● What this task involves
Each entry that follows must be output without any deviation.

--- start of Source data ---

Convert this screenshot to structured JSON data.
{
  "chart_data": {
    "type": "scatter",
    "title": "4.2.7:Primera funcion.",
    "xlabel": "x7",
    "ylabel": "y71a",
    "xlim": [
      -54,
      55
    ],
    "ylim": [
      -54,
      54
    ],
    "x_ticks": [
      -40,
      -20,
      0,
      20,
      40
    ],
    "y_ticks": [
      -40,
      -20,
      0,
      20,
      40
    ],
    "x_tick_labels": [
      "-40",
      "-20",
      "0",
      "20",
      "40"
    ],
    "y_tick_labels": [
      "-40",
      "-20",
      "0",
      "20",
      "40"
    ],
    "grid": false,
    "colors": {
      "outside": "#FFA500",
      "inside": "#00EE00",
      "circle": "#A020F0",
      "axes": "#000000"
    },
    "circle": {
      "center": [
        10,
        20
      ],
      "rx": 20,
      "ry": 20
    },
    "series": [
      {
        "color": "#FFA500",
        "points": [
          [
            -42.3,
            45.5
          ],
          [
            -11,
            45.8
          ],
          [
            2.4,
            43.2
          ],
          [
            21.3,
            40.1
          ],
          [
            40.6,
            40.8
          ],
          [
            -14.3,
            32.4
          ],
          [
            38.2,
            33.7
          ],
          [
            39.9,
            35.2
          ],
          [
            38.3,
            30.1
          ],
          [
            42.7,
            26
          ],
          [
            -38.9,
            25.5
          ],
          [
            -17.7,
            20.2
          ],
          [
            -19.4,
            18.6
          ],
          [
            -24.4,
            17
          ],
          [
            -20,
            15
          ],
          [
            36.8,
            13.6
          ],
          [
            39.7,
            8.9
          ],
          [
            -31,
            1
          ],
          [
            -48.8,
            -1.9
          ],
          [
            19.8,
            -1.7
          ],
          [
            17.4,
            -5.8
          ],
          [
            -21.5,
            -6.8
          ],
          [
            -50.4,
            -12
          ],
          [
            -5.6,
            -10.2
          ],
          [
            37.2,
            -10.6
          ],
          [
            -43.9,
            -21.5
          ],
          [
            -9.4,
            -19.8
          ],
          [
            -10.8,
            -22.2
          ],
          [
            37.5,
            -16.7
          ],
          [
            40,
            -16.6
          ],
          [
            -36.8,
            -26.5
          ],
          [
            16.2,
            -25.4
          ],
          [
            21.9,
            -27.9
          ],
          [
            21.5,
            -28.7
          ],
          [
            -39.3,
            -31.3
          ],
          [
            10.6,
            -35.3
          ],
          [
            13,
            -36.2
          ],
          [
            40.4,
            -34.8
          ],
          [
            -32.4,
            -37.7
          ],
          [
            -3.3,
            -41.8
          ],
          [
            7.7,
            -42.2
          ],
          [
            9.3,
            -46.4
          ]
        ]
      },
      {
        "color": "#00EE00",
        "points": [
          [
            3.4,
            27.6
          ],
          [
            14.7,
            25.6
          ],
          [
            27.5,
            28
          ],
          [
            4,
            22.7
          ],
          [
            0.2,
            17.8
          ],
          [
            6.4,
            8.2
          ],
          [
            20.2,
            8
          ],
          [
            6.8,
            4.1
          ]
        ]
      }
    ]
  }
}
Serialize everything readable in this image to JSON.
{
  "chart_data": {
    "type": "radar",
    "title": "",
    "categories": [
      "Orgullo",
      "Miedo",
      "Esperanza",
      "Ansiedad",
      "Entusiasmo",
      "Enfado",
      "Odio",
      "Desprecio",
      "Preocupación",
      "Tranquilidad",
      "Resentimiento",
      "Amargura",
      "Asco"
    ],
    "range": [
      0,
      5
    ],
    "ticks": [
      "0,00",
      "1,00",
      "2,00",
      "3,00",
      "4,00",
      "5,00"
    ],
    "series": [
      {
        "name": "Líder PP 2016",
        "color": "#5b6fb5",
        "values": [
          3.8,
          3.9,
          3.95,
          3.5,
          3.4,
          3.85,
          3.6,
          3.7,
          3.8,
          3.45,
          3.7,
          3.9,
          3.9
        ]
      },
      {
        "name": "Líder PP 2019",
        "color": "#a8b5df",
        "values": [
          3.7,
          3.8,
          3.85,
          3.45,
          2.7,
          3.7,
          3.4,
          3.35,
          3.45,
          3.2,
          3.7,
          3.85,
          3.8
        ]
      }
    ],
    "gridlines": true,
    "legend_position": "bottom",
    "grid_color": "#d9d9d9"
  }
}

--- end of Source data ---

● Final result
Convert this screenshot to structured JSON data.
{
  "chart_data": {
    "type": "scatter",
    "title": "4.2.7:Primera funcion.",
    "xlabel": "x7",
    "ylabel": "y71a",
    "xlim": [
      -54,
      55
    ],
    "ylim": [
      -54,
      54
    ],
    "x_ticks": [
      -40,
      -20,
      0,
      20,
      40
    ],
    "y_ticks": [
      -40,
      -20,
      0,
      20,
      40
    ],
    "x_tick_labels": [
      "-40",
      "-20",
      "0",
      "20",
      "40"
    ],
    "y_tick_labels": [
      "-40",
      "-20",
      "0",
      "20",
      "40"
    ],
    "grid": false,
    "colors": {
      "outside": "#FFA500",
      "inside": "#00EE00",
      "circle": "#A020F0",
      "axes": "#000000"
    },
    "circle": {
      "center": [
        10,
        20
      ],
      "rx": 20,
      "ry": 20
    },
    "series": [
      {
        "color": "#FFA500",
        "points": [
          [
            -42.3,
            45.5
          ],
          [
            -11,
            45.8
          ],
          [
            2.4,
            43.2
          ],
          [
            21.3,
            40.1
          ],
          [
            40.6,
            40.8
          ],
          [
            -14.3,
            32.4
          ],
          [
            38.2,
            33.7
          ],
          [
            39.9,
            35.2
          ],
          [
            38.3,
            30.1
          ],
          [
            42.7,
            26
          ],
          [
            -38.9,
            25.5
          ],
          [
            -17.7,
            20.2
          ],
          [
            -19.4,
            18.6
          ],
          [
            -24.4,
            17
          ],
          [
            -20,
            15
          ],
          [
            36.8,
            13.6
          ],
          [
            39.7,
            8.9
          ],
          [
            -31,
            1
          ],
          [
            -48.8,
            -1.9
          ],
          [
            19.8,
            -1.7
          ],
          [
            17.4,
            -5.8
          ],
          [
            -21.5,
            -6.8
          ],
          [
            -50.4,
            -12
          ],
          [
            -5.6,
            -10.2
          ],
          [
            37.2,
            -10.6
          ],
          [
            -43.9,
            -21.5
          ],
          [
            -9.4,
            -19.8
          ],
          [
            -10.8,
            -22.2
          ],
          [
            37.5,
            -16.7
          ],
          [
            40,
            -16.6
          ],
          [
            -36.8,
            -26.5
          ],
          [
            16.2,
            -25.4
          ],
          [
            21.9,
            -27.9
          ],
          [
            21.5,
            -28.7
          ],
          [
            -39.3,
            -31.3
          ],
          [
            10.6,
            -35.3
          ],
          [
            13,
            -36.2
          ],
          [
            40.4,
            -34.8
          ],
          [
            -32.4,
            -37.7
          ],
          [
            -3.3,
            -41.8
          ],
          [
            7.7,
            -42.2
          ],
          [
            9.3,
            -46.4
          ]
        ]
      },
      {
        "color": "#00EE00",
        "points": [
          [
            3.4,
            27.6
          ],
          [
            14.7,
            25.6
          ],
          [
            27.5,
            28
          ],
          [
            4,
            22.7
          ],
          [
            0.2,
            17.8
          ],
          [
            6.4,
            8.2
          ],
          [
            20.2,
            8
          ],
          [
            6.8,
            4.1
          ]
        ]
      }
    ]
  }
}
Serialize everything readable in this image to JSON.
{
  "chart_data": {
    "type": "radar",
    "title": "",
    "categories": [
      "Orgullo",
      "Miedo",
      "Esperanza",
      "Ansiedad",
      "Entusiasmo",
      "Enfado",
      "Odio",
      "Desprecio",
      "Preocupación",
      "Tranquilidad",
      "Resentimiento",
      "Amargura",
      "Asco"
    ],
    "range": [
      0,
      5
    ],
    "ticks": [
      "0,00",
      "1,00",
      "2,00",
      "3,00",
      "4,00",
      "5,00"
    ],
    "series": [
      {
        "name": "Líder PP 2016",
        "color": "#5b6fb5",
        "values": [
          3.8,
          3.9,
          3.95,
          3.5,
          3.4,
          3.85,
          3.6,
          3.7,
          3.8,
          3.45,
          3.7,
          3.9,
          3.9
        ]
      },
      {
        "name": "Líder PP 2019",
        "color": "#a8b5df",
        "values": [
          3.7,
          3.8,
          3.85,
          3.45,
          2.7,
          3.7,
          3.4,
          3.35,
          3.45,
          3.2,
          3.7,
          3.85,
          3.8
        ]
      }
    ],
    "gridlines": true,
    "legend_position": "bottom",
    "grid_color": "#d9d9d9"
  }
}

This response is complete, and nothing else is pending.